### Exercise aim
Reproduce every entry exactly.
────
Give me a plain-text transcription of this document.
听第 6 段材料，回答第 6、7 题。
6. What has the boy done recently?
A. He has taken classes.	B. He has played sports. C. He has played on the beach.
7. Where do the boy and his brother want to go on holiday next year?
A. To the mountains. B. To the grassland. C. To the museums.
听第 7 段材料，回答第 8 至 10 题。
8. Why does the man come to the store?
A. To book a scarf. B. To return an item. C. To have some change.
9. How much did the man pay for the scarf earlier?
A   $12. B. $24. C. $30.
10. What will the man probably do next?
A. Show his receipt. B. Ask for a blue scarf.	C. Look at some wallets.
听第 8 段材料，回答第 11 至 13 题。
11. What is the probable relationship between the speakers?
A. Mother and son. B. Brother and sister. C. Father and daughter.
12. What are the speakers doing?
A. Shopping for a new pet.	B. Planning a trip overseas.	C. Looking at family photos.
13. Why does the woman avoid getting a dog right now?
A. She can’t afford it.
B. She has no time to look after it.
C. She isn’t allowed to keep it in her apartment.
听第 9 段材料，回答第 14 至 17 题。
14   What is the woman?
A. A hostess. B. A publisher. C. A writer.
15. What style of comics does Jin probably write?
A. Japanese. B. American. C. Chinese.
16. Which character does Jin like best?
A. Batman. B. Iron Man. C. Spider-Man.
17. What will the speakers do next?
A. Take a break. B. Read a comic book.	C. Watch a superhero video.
────
### Task answer
Give me a plain-text transcription of this document.
听第 6 段材料，回答第 6、7 题。
6. What has the boy done recently?
A. He has taken classes.	B. He has played sports. C. He has played on the beach.
7. Where do the boy and his brother want to go on holiday next year?
A. To the mountains. B. To the grassland. C. To the museums.
听第 7 段材料，回答第 8 至 10 题。
8. Why does the man come to the store?
A. To book a scarf. B. To return an item. C. To have some change.
9. How much did the man pay for the scarf earlier?
A   $12. B. $24. C. $30.
10. What will the man probably do next?
A. Show his receipt. B. Ask for a blue scarf.	C. Look at some wallets.
听第 8 段材料，回答第 11 至 13 题。
11. What is the probable relationship between the speakers?
A. Mother and son. B. Brother and sister. C. Father and daughter.
12. What are the speakers doing?
A. Shopping for a new pet.	B. Planning a trip overseas.	C. Looking at family photos.
13. Why does the woman avoid getting a dog right now?
A. She can’t afford it.
B. She has no time to look after it.
C. She isn’t allowed to keep it in her apartment.
听第 9 段材料，回答第 14 至 17 题。
14   What is the woman?
A. A hostess. B. A publisher. C. A writer.
15. What style of comics does Jin probably write?
A. Japanese. B. American. C. Chinese.
16. Which character does Jin like best?
A. Batman. B. Iron Man. C. Spider-Man.
17. What will the speakers do next?
A. Take a break. B. Read a comic book.	C. Watch a superhero video.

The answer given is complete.